■ **What the task requires**: Pull out every line of the listing below where "JSON" appears.

■ **Data supplied**:
-----

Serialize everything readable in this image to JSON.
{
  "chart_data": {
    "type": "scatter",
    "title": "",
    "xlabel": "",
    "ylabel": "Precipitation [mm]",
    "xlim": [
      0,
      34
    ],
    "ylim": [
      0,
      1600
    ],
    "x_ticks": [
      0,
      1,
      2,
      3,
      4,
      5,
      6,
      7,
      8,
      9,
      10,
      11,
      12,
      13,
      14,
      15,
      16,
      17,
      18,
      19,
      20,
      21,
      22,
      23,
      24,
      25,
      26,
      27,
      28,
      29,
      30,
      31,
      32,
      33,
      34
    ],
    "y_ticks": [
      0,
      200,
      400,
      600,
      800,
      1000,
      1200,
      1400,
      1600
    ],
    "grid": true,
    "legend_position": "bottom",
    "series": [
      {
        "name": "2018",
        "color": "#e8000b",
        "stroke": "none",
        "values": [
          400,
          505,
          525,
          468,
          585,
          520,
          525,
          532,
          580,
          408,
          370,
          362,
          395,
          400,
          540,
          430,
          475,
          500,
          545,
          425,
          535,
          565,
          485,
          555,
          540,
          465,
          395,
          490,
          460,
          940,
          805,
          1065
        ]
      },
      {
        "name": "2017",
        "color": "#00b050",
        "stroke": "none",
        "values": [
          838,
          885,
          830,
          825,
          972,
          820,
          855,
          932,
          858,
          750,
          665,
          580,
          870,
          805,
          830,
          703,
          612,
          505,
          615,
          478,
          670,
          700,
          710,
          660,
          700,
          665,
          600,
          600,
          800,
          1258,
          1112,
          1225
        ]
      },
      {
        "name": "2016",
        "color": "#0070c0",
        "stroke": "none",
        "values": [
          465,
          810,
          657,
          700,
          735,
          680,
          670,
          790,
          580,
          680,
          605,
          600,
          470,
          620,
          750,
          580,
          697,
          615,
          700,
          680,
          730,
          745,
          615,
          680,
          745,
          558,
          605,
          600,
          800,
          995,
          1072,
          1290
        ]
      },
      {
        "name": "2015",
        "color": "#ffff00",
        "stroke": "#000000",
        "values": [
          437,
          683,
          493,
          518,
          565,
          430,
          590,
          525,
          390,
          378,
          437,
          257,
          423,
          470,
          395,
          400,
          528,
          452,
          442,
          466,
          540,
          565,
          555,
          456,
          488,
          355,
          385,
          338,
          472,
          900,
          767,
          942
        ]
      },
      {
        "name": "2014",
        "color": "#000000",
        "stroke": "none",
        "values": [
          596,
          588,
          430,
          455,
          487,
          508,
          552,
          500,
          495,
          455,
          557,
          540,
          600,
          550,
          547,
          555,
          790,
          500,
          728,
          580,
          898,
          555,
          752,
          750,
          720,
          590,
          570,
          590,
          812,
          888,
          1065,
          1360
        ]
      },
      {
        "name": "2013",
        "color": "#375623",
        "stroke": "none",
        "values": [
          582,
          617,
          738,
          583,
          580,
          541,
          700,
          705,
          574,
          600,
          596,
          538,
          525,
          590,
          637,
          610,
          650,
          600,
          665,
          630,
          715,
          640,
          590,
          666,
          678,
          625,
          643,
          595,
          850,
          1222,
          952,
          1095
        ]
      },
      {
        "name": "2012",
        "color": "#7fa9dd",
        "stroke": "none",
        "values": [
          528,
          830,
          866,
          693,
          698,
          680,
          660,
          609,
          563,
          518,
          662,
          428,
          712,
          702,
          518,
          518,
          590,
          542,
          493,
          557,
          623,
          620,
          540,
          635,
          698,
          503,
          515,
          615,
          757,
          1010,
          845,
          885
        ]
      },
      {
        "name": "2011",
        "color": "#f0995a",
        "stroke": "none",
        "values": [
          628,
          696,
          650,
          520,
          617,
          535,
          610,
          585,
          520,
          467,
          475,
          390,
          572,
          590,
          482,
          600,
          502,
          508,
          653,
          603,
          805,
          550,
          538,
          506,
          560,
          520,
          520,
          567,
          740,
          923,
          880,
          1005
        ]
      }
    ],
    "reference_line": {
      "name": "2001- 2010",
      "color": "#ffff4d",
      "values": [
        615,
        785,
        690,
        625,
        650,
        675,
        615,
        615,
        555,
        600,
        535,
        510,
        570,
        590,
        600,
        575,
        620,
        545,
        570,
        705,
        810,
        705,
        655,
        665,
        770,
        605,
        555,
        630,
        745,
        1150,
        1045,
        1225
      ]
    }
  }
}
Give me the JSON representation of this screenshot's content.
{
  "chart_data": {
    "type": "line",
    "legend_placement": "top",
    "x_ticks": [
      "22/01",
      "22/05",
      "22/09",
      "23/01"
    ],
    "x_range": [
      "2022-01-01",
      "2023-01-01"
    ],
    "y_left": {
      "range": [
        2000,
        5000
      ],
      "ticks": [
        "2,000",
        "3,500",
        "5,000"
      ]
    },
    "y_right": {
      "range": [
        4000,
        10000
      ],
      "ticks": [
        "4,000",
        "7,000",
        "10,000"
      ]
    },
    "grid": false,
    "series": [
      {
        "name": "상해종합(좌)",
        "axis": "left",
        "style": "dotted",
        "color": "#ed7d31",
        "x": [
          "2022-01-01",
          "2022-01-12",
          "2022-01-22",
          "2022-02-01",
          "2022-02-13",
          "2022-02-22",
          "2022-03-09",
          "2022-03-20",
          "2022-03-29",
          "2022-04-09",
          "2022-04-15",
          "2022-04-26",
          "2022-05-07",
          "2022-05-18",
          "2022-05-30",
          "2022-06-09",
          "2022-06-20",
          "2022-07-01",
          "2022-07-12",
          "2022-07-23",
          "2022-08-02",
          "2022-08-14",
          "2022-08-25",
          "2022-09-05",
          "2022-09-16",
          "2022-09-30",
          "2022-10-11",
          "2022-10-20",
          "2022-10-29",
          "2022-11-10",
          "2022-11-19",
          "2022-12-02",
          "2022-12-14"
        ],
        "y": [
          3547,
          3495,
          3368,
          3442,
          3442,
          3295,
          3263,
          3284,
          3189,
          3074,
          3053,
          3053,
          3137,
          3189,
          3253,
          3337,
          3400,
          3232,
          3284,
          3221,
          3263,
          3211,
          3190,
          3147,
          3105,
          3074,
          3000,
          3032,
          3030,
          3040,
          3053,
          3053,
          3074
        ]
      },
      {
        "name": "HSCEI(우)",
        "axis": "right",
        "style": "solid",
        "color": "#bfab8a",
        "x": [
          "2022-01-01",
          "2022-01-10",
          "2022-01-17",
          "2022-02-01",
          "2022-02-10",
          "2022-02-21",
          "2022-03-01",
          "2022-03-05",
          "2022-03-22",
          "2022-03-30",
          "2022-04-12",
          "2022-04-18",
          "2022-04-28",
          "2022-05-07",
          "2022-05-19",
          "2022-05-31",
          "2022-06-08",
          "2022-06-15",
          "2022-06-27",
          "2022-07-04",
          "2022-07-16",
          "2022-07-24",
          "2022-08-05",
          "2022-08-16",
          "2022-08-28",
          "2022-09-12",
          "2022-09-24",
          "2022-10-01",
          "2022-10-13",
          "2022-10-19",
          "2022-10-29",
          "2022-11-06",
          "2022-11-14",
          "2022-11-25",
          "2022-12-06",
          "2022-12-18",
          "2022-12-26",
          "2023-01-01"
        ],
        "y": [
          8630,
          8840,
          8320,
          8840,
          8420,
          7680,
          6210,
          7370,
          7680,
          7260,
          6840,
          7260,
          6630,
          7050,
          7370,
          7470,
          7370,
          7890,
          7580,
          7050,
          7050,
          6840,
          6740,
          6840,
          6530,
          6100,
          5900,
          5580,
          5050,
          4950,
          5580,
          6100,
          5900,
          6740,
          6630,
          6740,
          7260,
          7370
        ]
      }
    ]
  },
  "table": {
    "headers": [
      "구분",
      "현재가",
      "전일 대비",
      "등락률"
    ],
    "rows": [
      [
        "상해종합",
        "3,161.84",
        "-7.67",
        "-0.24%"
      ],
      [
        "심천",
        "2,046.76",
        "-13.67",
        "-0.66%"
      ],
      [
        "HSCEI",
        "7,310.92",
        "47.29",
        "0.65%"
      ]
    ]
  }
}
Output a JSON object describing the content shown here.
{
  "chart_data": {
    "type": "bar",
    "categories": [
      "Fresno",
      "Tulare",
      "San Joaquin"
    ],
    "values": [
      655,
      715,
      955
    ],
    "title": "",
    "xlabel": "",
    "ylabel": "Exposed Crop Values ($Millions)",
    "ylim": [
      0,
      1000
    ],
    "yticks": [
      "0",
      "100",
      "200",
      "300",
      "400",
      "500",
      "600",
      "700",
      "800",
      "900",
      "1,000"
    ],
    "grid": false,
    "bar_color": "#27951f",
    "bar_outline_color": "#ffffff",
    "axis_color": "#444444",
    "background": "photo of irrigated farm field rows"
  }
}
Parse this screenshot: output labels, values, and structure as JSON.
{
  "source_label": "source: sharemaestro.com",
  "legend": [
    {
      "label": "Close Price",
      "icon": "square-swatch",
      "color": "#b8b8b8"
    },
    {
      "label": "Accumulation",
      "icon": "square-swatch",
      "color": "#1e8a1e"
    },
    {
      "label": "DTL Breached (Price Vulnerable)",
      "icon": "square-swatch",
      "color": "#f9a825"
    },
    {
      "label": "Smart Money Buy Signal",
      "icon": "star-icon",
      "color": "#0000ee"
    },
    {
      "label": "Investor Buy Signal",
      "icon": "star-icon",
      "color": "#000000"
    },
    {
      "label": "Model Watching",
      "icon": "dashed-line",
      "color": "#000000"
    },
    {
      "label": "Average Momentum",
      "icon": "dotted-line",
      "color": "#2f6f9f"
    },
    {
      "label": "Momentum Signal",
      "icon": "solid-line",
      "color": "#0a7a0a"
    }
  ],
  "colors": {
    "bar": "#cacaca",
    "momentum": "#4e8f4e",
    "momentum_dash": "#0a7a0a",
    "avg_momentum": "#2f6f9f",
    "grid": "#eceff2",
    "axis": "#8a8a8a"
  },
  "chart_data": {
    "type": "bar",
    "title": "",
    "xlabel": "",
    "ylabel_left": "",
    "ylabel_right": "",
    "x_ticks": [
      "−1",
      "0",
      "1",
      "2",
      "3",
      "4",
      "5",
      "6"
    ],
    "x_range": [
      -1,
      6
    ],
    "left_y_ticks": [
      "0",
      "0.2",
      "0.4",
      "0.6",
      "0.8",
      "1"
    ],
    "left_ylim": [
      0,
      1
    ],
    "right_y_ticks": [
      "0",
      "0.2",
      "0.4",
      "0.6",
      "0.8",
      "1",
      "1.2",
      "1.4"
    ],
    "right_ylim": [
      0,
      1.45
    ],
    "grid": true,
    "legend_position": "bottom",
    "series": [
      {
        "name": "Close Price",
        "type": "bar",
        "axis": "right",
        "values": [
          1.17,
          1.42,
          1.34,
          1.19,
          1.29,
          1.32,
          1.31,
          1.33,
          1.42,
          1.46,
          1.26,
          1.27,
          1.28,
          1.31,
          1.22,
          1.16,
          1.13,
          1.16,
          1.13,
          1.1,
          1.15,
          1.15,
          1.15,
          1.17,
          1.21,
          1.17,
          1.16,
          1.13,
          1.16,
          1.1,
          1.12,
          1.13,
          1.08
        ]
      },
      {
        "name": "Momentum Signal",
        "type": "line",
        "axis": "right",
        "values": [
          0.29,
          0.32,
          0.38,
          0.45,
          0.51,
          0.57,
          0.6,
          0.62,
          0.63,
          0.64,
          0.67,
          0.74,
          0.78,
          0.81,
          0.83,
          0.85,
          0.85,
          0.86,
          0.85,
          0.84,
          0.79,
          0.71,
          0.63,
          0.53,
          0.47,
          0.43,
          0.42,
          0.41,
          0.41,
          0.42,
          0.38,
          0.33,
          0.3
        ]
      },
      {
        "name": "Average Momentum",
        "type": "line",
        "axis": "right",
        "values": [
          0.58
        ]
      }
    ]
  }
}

-----

■ **Answer for this exercise**:
Serialize everything readable in this image to JSON.
Give me the JSON representation of this screenshot's content.
Output a JSON object describing the content shown here.
Parse this screenshot: output labels, values, and structure as JSON.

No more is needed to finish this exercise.